Task description —
Which lines in the records below contain the word "función"? Copy each one out.

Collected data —
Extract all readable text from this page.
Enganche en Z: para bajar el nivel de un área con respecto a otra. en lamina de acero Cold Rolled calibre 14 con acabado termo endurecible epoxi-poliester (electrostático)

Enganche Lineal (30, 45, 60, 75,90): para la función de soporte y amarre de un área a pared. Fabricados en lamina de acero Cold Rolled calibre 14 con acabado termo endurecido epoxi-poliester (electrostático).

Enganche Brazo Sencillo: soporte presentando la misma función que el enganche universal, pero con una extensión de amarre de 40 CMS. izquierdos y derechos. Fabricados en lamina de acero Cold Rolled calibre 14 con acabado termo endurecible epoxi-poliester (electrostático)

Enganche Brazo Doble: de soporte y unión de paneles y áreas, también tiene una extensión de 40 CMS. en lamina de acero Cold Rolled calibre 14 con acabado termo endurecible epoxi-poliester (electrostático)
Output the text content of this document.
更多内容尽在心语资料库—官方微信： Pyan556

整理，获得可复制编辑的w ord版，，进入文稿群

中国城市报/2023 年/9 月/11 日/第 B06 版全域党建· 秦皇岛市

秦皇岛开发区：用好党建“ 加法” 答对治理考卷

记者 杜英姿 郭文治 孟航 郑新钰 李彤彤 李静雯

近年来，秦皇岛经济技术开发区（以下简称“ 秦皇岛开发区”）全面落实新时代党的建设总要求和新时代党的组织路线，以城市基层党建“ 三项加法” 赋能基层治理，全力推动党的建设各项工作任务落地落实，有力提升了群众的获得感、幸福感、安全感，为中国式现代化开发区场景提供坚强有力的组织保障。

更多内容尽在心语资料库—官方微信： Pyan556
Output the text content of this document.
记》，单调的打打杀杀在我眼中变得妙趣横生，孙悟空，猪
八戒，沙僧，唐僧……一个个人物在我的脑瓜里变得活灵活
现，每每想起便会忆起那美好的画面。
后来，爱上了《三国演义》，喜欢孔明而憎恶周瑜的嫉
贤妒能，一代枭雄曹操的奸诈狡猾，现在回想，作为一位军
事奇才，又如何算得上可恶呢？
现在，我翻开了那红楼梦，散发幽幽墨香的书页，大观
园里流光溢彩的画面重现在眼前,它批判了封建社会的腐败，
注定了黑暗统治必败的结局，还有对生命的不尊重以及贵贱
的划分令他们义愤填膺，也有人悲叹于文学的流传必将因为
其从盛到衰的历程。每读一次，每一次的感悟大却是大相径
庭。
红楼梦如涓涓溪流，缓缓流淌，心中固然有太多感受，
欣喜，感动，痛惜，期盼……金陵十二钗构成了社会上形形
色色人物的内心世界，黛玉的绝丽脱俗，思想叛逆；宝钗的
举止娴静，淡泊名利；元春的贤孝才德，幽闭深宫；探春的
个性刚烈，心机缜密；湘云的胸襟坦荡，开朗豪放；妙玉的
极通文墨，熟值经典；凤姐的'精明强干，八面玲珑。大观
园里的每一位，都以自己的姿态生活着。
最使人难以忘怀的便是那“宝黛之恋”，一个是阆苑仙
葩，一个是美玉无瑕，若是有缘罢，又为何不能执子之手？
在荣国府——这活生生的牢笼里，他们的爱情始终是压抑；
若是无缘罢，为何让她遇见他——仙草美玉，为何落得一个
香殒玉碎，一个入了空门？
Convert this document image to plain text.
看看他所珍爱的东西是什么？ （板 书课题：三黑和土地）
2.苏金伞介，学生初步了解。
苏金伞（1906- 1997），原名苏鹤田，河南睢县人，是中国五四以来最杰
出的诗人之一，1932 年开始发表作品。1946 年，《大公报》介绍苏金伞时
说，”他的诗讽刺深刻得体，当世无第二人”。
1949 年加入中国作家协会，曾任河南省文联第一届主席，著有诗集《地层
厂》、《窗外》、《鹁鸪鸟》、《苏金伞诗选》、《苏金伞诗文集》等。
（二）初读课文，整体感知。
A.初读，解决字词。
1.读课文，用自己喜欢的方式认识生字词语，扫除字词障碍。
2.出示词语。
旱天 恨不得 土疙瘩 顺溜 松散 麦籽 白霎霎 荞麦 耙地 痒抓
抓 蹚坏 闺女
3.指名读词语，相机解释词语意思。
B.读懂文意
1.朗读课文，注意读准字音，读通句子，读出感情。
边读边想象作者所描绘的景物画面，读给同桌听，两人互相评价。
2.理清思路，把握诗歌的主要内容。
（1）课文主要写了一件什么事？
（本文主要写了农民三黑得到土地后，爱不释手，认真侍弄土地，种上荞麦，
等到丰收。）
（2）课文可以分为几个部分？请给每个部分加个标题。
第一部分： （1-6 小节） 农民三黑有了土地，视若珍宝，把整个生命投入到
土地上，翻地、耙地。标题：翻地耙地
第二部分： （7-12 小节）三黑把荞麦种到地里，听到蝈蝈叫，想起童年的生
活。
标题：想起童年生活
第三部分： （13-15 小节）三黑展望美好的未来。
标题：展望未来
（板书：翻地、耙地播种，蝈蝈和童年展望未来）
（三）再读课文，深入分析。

Reply —
Enganche Lineal (30, 45, 60, 75,90): para la función de soporte y amarre de un área a pared. Fabricados en lamina de acero Cold Rolled calibre 14 con acabado termo endurecido epoxi-poliester (electrostático).
Enganche Brazo Sencillo: soporte presentando la misma función que el enganche universal, pero con una extensión de amarre de 40 CMS. izquierdos y derechos. Fabricados en lamina de acero Cold Rolled calibre 14 con acabado termo endurecible epoxi-poliester (electrostático)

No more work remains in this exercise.